Begin Items
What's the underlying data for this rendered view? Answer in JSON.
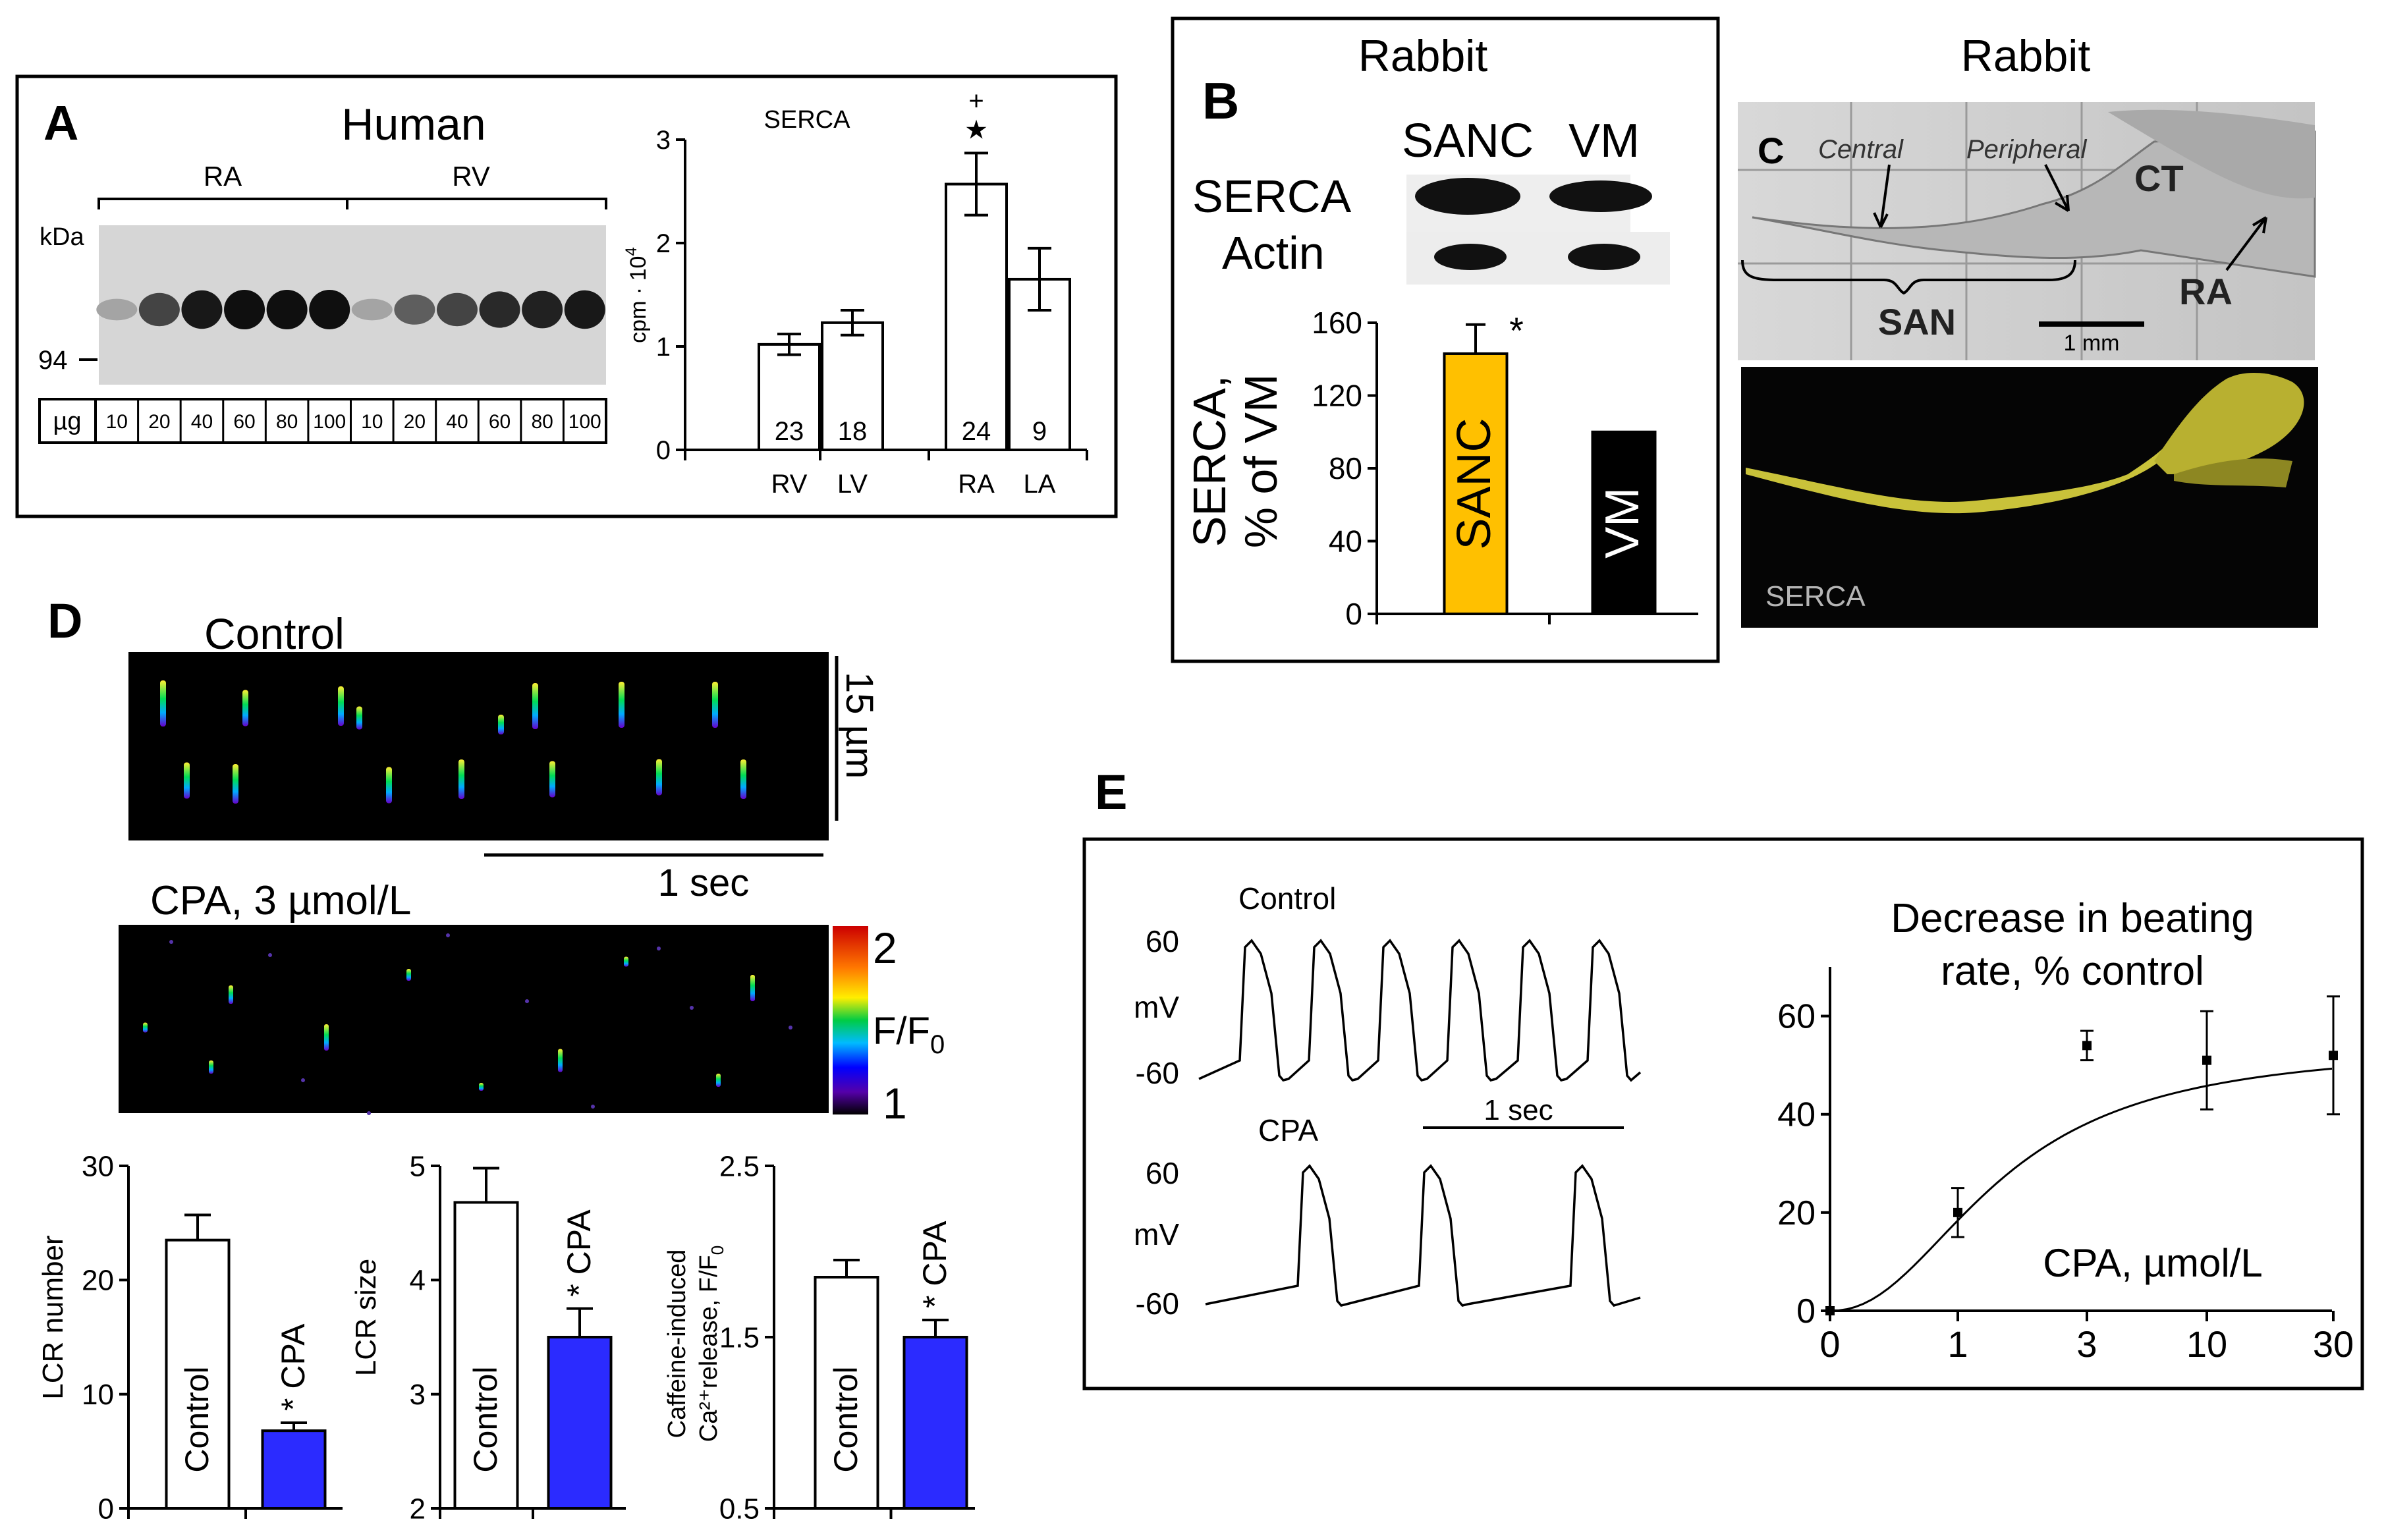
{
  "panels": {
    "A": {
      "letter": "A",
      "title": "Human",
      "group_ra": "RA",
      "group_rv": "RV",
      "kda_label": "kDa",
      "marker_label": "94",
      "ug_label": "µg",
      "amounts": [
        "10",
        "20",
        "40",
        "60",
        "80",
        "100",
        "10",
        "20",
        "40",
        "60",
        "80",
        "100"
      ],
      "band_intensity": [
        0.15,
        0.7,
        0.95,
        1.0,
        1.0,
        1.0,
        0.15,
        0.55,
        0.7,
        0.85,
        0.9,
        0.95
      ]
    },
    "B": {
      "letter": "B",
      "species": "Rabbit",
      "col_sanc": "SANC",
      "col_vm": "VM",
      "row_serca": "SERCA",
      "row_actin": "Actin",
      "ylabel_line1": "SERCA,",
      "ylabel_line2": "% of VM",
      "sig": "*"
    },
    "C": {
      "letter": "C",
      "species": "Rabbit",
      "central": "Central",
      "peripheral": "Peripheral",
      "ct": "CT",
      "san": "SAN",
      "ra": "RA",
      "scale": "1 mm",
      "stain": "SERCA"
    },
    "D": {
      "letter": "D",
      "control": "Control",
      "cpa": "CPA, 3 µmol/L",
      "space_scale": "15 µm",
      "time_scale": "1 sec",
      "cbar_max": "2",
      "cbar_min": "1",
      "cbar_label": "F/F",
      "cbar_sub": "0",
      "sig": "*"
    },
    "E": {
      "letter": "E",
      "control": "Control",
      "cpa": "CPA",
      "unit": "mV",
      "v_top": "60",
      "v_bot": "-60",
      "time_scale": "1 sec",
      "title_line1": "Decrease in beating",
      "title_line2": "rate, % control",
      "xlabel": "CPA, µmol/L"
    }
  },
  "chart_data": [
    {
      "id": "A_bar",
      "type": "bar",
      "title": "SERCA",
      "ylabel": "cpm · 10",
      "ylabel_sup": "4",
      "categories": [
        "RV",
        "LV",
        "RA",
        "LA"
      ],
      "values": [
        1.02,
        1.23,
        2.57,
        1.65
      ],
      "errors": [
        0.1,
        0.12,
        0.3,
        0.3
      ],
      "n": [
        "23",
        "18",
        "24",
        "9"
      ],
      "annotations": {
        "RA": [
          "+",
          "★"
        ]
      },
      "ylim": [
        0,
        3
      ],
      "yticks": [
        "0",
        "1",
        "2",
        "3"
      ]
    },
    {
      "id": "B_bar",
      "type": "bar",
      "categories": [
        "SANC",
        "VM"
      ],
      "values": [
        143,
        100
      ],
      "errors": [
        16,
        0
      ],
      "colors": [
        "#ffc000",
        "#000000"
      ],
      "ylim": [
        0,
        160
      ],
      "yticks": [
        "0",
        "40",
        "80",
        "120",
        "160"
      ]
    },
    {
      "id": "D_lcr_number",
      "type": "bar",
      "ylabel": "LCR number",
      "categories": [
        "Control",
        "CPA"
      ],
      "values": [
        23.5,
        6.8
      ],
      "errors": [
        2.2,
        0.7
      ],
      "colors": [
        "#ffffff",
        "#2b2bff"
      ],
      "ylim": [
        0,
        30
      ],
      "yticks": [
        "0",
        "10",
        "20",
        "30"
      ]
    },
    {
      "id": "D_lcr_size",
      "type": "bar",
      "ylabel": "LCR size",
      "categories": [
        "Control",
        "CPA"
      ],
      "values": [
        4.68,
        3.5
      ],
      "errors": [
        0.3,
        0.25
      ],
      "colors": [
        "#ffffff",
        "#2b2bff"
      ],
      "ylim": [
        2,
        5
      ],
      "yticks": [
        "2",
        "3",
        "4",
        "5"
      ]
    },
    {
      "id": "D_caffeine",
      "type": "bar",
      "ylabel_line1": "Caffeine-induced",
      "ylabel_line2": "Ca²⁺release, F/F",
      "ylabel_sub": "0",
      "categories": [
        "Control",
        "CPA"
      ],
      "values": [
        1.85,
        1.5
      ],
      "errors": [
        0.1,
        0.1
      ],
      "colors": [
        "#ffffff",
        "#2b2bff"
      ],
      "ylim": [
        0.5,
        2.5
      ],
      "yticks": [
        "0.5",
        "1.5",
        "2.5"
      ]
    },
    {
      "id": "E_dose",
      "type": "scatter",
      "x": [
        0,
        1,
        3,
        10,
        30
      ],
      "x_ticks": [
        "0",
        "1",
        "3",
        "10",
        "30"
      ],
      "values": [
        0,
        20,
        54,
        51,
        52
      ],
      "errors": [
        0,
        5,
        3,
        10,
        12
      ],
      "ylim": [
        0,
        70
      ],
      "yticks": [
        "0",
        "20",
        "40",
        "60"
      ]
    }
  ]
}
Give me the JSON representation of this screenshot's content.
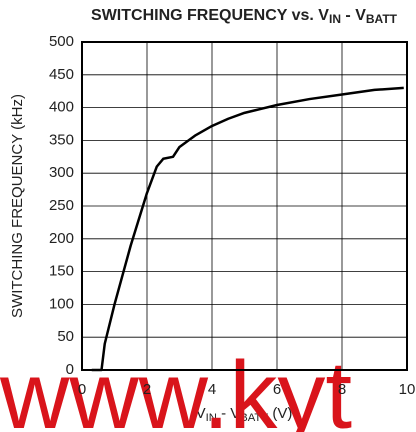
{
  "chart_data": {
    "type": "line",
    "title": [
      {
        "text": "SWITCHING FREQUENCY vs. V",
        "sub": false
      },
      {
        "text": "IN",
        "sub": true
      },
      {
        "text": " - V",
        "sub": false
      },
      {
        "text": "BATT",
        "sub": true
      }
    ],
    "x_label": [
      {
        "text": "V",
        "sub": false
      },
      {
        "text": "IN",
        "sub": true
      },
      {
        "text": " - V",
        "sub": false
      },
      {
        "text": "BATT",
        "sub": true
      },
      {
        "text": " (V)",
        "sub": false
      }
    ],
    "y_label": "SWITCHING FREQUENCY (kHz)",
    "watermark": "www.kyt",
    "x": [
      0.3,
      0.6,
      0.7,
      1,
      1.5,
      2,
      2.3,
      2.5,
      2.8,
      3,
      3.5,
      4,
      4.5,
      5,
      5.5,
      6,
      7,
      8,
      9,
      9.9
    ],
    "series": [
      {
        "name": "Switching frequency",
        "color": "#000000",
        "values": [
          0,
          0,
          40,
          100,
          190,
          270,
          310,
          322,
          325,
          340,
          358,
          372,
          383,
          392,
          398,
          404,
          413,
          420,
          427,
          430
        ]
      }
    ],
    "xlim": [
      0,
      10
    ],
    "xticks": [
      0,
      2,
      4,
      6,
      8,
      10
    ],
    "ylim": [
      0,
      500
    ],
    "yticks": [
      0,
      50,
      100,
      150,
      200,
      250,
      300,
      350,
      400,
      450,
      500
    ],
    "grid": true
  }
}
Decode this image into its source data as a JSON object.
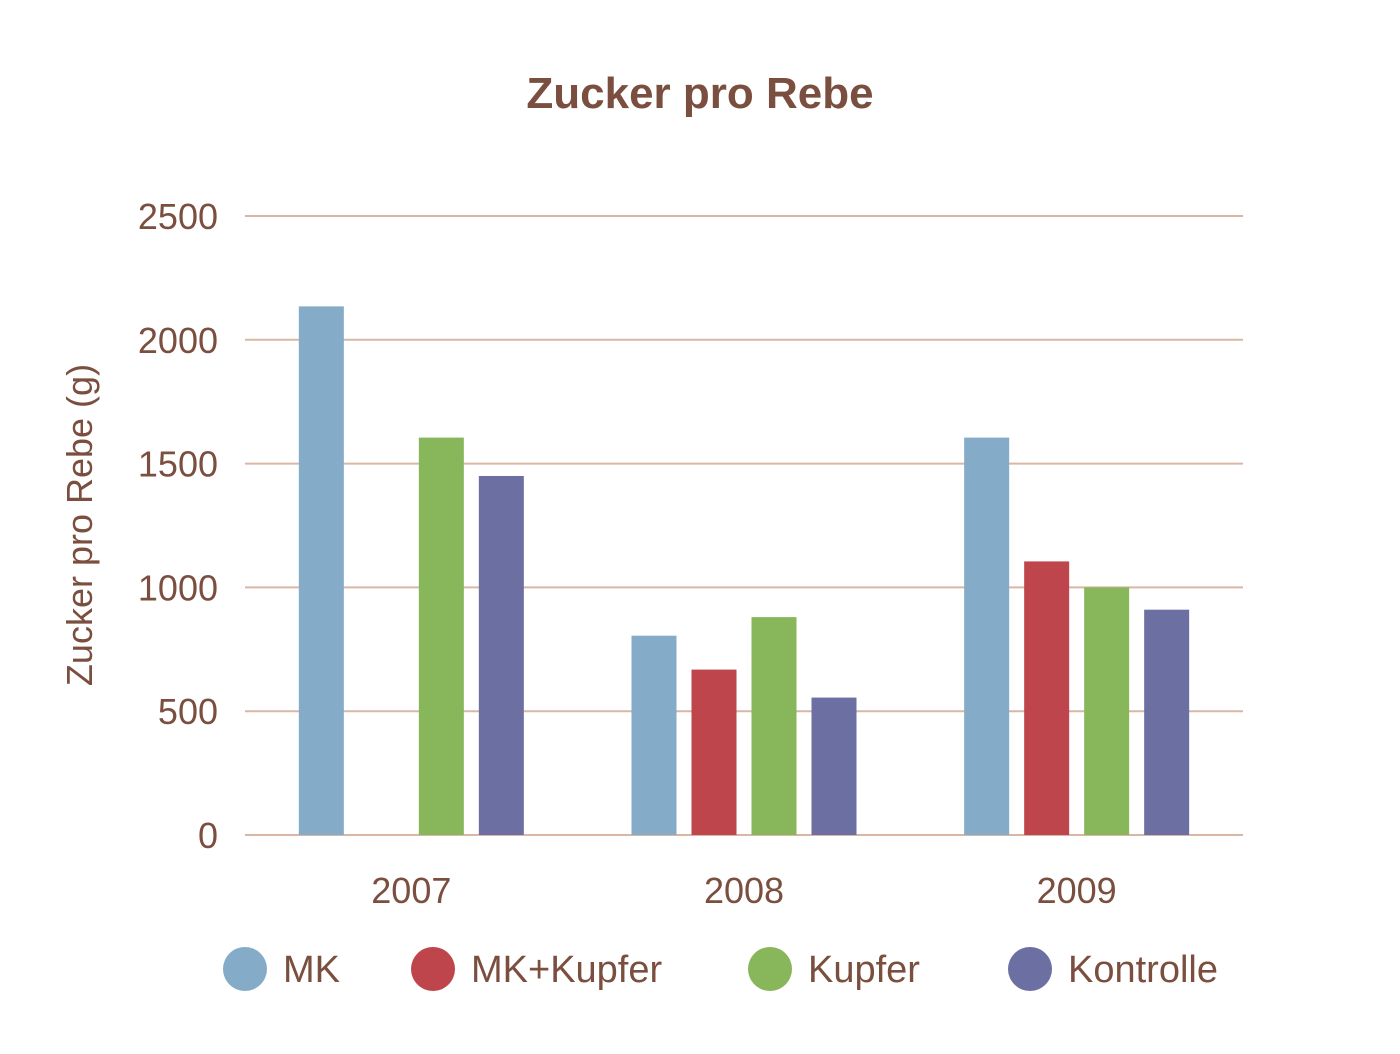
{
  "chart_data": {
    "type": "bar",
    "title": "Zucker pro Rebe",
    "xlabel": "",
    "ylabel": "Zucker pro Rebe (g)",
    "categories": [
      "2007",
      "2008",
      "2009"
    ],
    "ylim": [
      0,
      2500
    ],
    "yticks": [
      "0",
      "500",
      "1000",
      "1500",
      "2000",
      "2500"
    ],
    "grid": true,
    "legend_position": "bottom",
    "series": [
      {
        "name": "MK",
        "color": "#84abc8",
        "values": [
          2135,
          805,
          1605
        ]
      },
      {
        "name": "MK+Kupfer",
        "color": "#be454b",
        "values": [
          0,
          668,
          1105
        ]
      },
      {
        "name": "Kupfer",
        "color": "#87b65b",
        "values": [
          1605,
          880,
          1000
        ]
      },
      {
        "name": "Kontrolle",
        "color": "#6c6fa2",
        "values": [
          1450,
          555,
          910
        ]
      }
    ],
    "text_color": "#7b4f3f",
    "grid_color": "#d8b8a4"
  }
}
End Items
Your goal -> Only a number is wanted: how many lines of the material above hold "SERCA"?

Result of the exercise -> 4